* _Set exercise_
Across the listing below, count the lines that mention the string "이야기가". Reply with the figure only.

* _Task data_
━━━━━━━━━━

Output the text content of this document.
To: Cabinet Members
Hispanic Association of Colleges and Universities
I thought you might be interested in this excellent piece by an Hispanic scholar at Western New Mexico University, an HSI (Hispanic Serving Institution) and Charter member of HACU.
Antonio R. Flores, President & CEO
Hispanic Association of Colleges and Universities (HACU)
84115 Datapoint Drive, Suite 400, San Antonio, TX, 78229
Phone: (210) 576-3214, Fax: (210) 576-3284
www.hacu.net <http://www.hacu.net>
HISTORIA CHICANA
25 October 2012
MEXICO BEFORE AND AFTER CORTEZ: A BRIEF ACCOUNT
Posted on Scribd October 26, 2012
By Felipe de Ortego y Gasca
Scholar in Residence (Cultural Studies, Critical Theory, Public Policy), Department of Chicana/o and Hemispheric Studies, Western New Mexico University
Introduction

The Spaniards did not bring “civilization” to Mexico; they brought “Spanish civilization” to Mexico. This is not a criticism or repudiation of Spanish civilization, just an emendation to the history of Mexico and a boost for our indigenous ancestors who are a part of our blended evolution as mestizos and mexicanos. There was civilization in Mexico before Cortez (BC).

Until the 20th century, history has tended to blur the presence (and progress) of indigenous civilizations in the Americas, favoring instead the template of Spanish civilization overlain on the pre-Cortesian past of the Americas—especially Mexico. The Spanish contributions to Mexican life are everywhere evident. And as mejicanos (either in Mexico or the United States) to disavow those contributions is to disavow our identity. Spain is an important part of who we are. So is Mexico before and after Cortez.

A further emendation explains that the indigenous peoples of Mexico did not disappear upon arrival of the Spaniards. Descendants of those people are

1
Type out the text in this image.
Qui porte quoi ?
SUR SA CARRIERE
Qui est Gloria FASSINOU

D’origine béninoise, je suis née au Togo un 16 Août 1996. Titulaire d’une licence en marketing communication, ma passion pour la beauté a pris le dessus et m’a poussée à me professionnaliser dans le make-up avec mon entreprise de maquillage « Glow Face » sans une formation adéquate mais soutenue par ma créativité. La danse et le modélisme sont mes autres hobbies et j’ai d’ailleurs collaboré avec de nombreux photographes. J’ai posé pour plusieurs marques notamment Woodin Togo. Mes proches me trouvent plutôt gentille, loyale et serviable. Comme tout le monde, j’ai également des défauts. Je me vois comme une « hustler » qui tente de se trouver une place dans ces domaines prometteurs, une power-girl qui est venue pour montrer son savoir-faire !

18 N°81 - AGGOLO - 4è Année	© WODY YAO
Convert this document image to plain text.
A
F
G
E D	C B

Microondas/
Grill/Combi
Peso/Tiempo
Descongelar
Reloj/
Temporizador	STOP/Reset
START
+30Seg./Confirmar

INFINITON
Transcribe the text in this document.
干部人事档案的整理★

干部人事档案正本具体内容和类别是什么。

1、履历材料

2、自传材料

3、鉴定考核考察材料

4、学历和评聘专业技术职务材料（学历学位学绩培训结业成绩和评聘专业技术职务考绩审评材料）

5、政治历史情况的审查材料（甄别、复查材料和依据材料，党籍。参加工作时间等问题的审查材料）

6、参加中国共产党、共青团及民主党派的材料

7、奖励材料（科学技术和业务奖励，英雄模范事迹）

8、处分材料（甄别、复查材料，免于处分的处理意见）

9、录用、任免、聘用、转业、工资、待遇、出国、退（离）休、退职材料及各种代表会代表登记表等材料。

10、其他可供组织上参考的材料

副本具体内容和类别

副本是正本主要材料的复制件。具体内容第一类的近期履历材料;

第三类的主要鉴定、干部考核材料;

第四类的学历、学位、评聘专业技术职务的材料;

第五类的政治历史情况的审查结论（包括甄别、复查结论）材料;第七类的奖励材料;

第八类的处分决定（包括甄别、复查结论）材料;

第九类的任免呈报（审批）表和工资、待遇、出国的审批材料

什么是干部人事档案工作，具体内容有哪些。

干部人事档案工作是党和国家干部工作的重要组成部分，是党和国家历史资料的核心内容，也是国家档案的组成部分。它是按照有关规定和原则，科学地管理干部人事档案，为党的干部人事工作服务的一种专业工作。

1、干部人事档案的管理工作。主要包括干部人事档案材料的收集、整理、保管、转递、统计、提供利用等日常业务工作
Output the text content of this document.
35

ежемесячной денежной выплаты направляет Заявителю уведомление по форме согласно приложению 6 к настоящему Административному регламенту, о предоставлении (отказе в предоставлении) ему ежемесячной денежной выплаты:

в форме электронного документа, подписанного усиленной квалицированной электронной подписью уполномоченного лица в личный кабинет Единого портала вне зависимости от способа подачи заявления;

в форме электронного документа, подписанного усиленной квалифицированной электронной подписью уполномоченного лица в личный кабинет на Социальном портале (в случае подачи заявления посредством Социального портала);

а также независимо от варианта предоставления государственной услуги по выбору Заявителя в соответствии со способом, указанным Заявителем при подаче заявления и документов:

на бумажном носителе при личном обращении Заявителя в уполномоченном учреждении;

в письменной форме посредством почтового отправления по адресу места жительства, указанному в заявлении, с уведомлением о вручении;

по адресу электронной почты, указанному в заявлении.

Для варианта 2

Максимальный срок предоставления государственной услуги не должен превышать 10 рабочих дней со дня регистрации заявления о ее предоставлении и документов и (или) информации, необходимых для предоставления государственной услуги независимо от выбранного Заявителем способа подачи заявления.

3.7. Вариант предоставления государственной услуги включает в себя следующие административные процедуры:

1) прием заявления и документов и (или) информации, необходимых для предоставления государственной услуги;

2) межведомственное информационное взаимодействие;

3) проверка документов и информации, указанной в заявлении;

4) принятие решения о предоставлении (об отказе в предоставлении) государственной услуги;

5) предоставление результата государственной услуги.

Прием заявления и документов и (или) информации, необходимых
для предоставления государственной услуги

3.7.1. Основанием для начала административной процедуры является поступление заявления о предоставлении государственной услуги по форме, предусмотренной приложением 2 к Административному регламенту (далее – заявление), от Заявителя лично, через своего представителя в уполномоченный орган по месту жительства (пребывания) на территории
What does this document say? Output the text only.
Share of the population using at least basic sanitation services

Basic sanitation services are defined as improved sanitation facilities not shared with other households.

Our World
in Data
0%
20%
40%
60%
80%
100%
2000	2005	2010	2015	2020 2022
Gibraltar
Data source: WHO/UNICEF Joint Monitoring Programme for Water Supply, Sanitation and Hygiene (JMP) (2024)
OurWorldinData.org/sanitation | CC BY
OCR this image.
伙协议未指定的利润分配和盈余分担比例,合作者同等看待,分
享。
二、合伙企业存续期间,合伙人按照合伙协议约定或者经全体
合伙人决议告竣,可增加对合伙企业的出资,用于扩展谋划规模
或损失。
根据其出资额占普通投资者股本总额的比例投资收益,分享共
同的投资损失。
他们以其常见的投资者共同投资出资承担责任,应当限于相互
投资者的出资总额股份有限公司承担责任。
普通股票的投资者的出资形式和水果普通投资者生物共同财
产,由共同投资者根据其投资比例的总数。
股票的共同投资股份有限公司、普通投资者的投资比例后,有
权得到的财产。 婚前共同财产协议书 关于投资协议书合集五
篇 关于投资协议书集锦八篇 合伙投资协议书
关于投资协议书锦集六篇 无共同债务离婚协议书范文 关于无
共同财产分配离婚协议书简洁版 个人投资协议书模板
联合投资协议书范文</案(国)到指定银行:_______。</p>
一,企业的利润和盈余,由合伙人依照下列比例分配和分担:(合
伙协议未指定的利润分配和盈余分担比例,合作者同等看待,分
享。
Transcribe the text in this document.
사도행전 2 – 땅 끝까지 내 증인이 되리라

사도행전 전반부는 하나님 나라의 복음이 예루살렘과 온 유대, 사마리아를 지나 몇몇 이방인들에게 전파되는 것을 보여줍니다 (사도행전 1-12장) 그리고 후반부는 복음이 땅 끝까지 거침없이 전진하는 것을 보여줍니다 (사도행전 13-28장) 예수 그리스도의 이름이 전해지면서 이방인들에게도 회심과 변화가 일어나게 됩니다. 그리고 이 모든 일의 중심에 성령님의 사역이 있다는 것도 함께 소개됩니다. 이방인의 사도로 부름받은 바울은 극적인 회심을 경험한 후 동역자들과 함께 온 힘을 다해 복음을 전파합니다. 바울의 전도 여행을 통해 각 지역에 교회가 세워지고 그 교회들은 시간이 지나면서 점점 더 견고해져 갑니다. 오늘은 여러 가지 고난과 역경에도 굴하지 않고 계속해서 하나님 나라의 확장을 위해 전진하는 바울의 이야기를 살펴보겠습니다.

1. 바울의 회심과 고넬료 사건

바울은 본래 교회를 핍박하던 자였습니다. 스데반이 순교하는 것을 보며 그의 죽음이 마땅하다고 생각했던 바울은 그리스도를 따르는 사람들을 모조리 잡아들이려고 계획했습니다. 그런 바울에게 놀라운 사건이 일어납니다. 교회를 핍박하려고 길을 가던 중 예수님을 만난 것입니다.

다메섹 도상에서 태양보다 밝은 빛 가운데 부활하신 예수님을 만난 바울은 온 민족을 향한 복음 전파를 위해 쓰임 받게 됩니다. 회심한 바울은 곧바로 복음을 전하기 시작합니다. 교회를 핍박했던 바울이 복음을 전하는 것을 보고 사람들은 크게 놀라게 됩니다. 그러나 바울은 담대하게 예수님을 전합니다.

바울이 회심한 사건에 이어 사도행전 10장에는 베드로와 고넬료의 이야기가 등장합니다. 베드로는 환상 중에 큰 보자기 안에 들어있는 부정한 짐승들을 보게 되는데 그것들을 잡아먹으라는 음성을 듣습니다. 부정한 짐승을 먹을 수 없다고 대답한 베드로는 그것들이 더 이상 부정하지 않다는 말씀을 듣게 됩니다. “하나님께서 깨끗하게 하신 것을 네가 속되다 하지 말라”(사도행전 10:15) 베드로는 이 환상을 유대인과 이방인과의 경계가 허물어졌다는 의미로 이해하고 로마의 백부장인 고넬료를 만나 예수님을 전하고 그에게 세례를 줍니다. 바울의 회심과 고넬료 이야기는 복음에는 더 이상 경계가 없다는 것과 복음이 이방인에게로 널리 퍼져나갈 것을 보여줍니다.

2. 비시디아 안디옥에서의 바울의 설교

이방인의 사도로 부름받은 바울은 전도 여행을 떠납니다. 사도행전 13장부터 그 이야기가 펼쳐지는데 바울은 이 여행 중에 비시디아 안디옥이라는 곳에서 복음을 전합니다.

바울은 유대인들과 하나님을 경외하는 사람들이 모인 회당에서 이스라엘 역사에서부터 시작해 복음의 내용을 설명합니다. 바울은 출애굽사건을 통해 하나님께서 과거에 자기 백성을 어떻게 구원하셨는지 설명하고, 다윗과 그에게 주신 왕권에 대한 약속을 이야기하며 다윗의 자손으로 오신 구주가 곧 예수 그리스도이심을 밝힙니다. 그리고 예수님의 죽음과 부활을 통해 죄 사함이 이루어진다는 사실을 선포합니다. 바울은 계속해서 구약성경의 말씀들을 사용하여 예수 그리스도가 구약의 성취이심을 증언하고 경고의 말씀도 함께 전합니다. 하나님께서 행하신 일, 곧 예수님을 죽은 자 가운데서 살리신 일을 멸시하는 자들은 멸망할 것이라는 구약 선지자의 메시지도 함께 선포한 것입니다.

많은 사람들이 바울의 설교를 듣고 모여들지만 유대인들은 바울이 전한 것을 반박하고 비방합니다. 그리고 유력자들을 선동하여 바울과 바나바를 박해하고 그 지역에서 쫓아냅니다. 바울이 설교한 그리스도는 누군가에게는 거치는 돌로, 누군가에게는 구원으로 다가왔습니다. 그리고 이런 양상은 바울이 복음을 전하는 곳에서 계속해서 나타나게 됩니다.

━━━━━━━━━━

* _Final result_
2